§ **Short task**: Read the data and repeat all of it exactly.

§ **Recorded information**:

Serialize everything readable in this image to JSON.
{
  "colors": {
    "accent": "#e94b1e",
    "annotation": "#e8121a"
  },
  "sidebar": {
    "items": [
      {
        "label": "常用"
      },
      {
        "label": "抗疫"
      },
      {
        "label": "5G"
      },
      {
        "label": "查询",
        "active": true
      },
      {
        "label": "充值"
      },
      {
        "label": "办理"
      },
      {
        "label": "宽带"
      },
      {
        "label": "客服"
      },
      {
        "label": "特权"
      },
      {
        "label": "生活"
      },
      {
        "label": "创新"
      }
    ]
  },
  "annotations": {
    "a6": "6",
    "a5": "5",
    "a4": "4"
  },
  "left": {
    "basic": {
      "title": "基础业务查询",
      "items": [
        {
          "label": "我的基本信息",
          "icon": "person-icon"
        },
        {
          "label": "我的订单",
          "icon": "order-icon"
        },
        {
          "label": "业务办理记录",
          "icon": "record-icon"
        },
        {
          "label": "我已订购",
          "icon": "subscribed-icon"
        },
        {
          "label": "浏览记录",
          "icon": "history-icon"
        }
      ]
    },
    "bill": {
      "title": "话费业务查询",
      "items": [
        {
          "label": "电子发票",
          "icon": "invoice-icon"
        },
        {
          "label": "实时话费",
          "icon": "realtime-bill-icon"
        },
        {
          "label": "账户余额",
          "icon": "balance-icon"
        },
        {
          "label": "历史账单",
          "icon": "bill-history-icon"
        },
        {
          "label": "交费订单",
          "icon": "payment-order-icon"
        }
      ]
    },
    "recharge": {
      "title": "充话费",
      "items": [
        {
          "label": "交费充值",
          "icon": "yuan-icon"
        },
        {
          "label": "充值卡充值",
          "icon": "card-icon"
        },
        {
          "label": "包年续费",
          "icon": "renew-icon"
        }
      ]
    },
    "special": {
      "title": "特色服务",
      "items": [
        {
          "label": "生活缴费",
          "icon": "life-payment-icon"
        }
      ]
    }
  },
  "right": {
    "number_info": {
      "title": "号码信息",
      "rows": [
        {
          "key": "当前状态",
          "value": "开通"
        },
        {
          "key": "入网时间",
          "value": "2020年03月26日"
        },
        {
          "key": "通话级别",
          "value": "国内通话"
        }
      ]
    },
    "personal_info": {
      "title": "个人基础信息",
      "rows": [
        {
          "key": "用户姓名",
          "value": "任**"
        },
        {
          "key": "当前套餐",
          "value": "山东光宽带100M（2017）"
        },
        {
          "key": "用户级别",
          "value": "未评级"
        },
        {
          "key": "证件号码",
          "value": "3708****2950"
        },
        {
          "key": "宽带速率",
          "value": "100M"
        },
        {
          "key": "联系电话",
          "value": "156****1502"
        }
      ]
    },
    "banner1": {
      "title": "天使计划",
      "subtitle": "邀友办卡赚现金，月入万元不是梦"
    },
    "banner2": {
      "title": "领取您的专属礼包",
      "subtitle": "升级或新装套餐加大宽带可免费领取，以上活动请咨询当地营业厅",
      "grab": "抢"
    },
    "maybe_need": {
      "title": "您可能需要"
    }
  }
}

§ **Output**:
Serialize everything readable in this image to JSON.
{
  "colors": {
    "accent": "#e94b1e",
    "annotation": "#e8121a"
  },
  "sidebar": {
    "items": [
      {
        "label": "常用"
      },
      {
        "label": "抗疫"
      },
      {
        "label": "5G"
      },
      {
        "label": "查询",
        "active": true
      },
      {
        "label": "充值"
      },
      {
        "label": "办理"
      },
      {
        "label": "宽带"
      },
      {
        "label": "客服"
      },
      {
        "label": "特权"
      },
      {
        "label": "生活"
      },
      {
        "label": "创新"
      }
    ]
  },
  "annotations": {
    "a6": "6",
    "a5": "5",
    "a4": "4"
  },
  "left": {
    "basic": {
      "title": "基础业务查询",
      "items": [
        {
          "label": "我的基本信息",
          "icon": "person-icon"
        },
        {
          "label": "我的订单",
          "icon": "order-icon"
        },
        {
          "label": "业务办理记录",
          "icon": "record-icon"
        },
        {
          "label": "我已订购",
          "icon": "subscribed-icon"
        },
        {
          "label": "浏览记录",
          "icon": "history-icon"
        }
      ]
    },
    "bill": {
      "title": "话费业务查询",
      "items": [
        {
          "label": "电子发票",
          "icon": "invoice-icon"
        },
        {
          "label": "实时话费",
          "icon": "realtime-bill-icon"
        },
        {
          "label": "账户余额",
          "icon": "balance-icon"
        },
        {
          "label": "历史账单",
          "icon": "bill-history-icon"
        },
        {
          "label": "交费订单",
          "icon": "payment-order-icon"
        }
      ]
    },
    "recharge": {
      "title": "充话费",
      "items": [
        {
          "label": "交费充值",
          "icon": "yuan-icon"
        },
        {
          "label": "充值卡充值",
          "icon": "card-icon"
        },
        {
          "label": "包年续费",
          "icon": "renew-icon"
        }
      ]
    },
    "special": {
      "title": "特色服务",
      "items": [
        {
          "label": "生活缴费",
          "icon": "life-payment-icon"
        }
      ]
    }
  },
  "right": {
    "number_info": {
      "title": "号码信息",
      "rows": [
        {
          "key": "当前状态",
          "value": "开通"
        },
        {
          "key": "入网时间",
          "value": "2020年03月26日"
        },
        {
          "key": "通话级别",
          "value": "国内通话"
        }
      ]
    },
    "personal_info": {
      "title": "个人基础信息",
      "rows": [
        {
          "key": "用户姓名",
          "value": "任**"
        },
        {
          "key": "当前套餐",
          "value": "山东光宽带100M（2017）"
        },
        {
          "key": "用户级别",
          "value": "未评级"
        },
        {
          "key": "证件号码",
          "value": "3708****2950"
        },
        {
          "key": "宽带速率",
          "value": "100M"
        },
        {
          "key": "联系电话",
          "value": "156****1502"
        }
      ]
    },
    "banner1": {
      "title": "天使计划",
      "subtitle": "邀友办卡赚现金，月入万元不是梦"
    },
    "banner2": {
      "title": "领取您的专属礼包",
      "subtitle": "升级或新装套餐加大宽带可免费领取，以上活动请咨询当地营业厅",
      "grab": "抢"
    },
    "maybe_need": {
      "title": "您可能需要"
    }
  }
}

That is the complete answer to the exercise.